[Data items]

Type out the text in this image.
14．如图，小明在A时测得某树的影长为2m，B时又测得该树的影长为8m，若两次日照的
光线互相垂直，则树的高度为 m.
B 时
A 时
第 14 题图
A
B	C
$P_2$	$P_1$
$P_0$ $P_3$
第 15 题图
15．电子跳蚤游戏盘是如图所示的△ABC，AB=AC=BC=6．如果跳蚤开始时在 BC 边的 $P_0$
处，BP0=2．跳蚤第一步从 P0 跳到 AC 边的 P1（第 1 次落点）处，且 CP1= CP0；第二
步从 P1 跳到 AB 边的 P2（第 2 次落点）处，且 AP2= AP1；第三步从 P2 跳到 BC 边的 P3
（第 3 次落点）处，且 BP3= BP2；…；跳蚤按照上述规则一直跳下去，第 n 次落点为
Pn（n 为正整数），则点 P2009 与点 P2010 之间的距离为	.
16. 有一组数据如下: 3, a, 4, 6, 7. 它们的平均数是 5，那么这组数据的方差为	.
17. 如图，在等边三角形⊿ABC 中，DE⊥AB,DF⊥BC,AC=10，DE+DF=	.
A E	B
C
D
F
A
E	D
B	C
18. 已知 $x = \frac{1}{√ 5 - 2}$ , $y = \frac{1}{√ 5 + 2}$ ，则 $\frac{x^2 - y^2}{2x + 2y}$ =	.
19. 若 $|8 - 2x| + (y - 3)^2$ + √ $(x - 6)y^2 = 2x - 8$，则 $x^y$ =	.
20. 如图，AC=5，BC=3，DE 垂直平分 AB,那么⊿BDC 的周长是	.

§ What the exercise asks:
Write out the listing once more, matching it exactly.

§ Exercise solution:
Type out the text in this image.
14．如图，小明在A时测得某树的影长为2m，B时又测得该树的影长为8m，若两次日照的
光线互相垂直，则树的高度为 m.
B 时
A 时
第 14 题图
A
B	C
$P_2$	$P_1$
$P_0$ $P_3$
第 15 题图
15．电子跳蚤游戏盘是如图所示的△ABC，AB=AC=BC=6．如果跳蚤开始时在 BC 边的 $P_0$
处，BP0=2．跳蚤第一步从 P0 跳到 AC 边的 P1（第 1 次落点）处，且 CP1= CP0；第二
步从 P1 跳到 AB 边的 P2（第 2 次落点）处，且 AP2= AP1；第三步从 P2 跳到 BC 边的 P3
（第 3 次落点）处，且 BP3= BP2；…；跳蚤按照上述规则一直跳下去，第 n 次落点为
Pn（n 为正整数），则点 P2009 与点 P2010 之间的距离为	.
16. 有一组数据如下: 3, a, 4, 6, 7. 它们的平均数是 5，那么这组数据的方差为	.
17. 如图，在等边三角形⊿ABC 中，DE⊥AB,DF⊥BC,AC=10，DE+DF=	.
A E	B
C
D
F
A
E	D
B	C
18. 已知 $x = \frac{1}{√ 5 - 2}$ , $y = \frac{1}{√ 5 + 2}$ ，则 $\frac{x^2 - y^2}{2x + 2y}$ =	.
19. 若 $|8 - 2x| + (y - 3)^2$ + √ $(x - 6)y^2 = 2x - 8$，则 $x^y$ =	.
20. 如图，AC=5，BC=3，DE 垂直平分 AB,那么⊿BDC 的周长是	.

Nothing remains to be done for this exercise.